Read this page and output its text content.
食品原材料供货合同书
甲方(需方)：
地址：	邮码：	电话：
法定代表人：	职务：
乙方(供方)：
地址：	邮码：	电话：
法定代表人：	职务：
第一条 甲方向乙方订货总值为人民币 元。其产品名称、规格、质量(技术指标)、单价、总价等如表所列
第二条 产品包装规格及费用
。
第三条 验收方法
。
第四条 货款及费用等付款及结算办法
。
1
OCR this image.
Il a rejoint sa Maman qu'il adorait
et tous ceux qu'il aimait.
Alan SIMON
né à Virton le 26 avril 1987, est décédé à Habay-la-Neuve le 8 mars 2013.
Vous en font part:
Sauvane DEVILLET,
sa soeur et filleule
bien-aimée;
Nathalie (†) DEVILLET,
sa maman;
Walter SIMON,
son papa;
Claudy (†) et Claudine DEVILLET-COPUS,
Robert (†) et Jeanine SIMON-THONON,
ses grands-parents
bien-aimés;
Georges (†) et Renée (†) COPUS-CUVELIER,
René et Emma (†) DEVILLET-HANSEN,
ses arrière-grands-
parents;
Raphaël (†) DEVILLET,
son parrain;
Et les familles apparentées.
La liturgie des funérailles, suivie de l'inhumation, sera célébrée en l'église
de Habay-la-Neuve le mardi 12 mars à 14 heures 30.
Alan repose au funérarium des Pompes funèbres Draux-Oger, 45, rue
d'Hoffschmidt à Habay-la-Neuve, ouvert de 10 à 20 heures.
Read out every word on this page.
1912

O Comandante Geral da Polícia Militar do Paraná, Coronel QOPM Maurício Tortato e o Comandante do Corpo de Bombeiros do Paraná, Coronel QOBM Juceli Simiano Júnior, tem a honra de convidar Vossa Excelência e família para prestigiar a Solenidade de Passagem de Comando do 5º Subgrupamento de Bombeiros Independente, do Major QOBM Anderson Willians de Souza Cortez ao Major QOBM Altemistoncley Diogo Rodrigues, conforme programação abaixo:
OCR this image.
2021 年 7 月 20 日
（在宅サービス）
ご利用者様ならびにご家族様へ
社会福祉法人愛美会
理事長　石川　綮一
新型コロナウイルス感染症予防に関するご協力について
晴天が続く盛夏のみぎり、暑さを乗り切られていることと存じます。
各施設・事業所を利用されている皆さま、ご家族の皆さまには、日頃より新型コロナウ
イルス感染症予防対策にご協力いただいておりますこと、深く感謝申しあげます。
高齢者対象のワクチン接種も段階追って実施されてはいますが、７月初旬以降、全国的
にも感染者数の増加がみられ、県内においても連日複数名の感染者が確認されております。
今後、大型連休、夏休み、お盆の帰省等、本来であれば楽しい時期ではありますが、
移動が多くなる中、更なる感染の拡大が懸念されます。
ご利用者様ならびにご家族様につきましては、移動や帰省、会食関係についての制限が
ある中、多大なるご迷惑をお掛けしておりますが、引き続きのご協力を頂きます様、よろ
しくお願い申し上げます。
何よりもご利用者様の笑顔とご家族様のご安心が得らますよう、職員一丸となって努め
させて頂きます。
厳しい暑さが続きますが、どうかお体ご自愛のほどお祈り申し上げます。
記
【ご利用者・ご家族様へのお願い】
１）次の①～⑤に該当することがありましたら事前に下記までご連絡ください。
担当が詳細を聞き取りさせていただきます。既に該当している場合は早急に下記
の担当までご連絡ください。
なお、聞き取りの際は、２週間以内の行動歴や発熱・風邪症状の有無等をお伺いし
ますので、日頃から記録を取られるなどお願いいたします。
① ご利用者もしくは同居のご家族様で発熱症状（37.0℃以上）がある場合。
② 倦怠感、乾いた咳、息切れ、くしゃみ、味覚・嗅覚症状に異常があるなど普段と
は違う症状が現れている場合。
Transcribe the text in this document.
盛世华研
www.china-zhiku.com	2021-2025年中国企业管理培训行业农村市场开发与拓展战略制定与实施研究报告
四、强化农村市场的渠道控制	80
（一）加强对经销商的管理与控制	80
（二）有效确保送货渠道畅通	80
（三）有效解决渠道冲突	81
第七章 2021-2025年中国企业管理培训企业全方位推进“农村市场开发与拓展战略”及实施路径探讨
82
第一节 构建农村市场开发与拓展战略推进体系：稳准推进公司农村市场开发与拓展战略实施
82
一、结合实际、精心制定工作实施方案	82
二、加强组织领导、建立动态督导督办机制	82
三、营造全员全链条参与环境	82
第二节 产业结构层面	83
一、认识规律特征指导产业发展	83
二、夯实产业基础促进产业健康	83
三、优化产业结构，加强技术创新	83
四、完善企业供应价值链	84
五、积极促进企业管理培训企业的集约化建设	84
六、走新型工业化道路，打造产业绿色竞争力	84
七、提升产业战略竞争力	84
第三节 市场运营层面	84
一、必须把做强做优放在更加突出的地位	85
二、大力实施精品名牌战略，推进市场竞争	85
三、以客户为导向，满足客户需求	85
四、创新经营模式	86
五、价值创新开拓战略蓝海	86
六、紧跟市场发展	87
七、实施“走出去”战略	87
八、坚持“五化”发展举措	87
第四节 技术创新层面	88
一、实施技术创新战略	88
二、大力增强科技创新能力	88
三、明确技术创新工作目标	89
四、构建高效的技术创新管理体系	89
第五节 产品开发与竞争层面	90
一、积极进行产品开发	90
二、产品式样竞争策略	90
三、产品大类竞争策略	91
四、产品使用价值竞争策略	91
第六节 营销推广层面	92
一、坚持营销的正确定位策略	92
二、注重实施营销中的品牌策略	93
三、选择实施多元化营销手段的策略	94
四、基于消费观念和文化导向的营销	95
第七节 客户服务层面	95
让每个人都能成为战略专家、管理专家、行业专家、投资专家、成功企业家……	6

* **SET EXERCISE**:
Gather every line from the listing above in which the word "Read" appears.

* **OUTPUT**:
Read this page and output its text content.
Read out every word on this page.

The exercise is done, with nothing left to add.